┌────────

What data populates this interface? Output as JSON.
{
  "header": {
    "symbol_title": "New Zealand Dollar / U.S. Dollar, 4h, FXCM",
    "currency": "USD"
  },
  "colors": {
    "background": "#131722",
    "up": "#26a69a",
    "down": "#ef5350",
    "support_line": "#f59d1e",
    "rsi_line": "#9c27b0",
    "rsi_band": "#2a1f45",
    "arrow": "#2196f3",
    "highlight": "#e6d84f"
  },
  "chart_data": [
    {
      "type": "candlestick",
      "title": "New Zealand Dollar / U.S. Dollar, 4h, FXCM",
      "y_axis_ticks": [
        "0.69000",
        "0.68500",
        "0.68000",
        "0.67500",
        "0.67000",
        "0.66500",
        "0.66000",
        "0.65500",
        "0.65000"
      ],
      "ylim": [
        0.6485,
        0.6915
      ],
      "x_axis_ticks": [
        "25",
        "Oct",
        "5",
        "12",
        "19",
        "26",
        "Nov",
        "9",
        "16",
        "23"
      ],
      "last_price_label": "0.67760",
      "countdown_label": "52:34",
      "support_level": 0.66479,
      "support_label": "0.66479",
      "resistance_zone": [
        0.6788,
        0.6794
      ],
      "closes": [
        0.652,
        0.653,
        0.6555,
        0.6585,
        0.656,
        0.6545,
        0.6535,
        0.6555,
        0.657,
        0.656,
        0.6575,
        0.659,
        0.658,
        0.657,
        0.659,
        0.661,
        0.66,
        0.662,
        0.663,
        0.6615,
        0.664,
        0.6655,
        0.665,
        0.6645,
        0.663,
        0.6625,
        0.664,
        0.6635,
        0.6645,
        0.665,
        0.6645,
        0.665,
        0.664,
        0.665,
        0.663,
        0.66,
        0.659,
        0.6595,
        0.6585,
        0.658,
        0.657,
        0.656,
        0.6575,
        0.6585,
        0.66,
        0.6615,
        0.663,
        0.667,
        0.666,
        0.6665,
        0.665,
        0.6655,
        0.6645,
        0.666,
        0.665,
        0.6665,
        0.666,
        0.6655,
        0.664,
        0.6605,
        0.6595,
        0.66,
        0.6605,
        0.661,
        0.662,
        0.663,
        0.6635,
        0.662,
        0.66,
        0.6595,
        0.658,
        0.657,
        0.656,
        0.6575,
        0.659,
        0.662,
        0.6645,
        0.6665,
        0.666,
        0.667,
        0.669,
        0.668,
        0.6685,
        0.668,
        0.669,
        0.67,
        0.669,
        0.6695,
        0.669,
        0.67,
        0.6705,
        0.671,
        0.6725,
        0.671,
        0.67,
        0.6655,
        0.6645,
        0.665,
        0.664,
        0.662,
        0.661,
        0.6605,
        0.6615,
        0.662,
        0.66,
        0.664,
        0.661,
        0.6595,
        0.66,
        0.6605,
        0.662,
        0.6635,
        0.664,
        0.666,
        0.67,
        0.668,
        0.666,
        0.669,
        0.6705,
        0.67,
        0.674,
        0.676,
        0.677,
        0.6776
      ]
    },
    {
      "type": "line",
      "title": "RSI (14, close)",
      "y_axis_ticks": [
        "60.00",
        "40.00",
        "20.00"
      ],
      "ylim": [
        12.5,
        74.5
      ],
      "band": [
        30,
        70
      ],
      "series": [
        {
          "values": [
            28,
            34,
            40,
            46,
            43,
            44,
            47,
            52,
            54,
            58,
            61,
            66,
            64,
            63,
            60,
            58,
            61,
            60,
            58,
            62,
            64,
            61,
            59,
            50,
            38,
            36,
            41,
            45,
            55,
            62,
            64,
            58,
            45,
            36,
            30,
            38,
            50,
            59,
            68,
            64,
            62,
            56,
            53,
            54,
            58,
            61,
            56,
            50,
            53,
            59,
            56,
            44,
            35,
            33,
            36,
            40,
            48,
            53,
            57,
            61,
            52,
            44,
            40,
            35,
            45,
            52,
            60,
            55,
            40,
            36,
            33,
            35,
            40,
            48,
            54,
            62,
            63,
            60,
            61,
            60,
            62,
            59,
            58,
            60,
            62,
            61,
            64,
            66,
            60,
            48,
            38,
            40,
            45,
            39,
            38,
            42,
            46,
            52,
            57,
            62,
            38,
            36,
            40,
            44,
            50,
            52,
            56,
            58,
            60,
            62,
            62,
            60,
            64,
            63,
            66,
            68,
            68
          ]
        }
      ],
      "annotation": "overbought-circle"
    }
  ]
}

└────────

■ **OBJECTIVE**
Copy each line of the listing in which the word "FXCM" can be found.

■ **WRITTEN RESPONSE**
    "symbol_title": "New Zealand Dollar / U.S. Dollar, 4h, FXCM",
      "title": "New Zealand Dollar / U.S. Dollar, 4h, FXCM",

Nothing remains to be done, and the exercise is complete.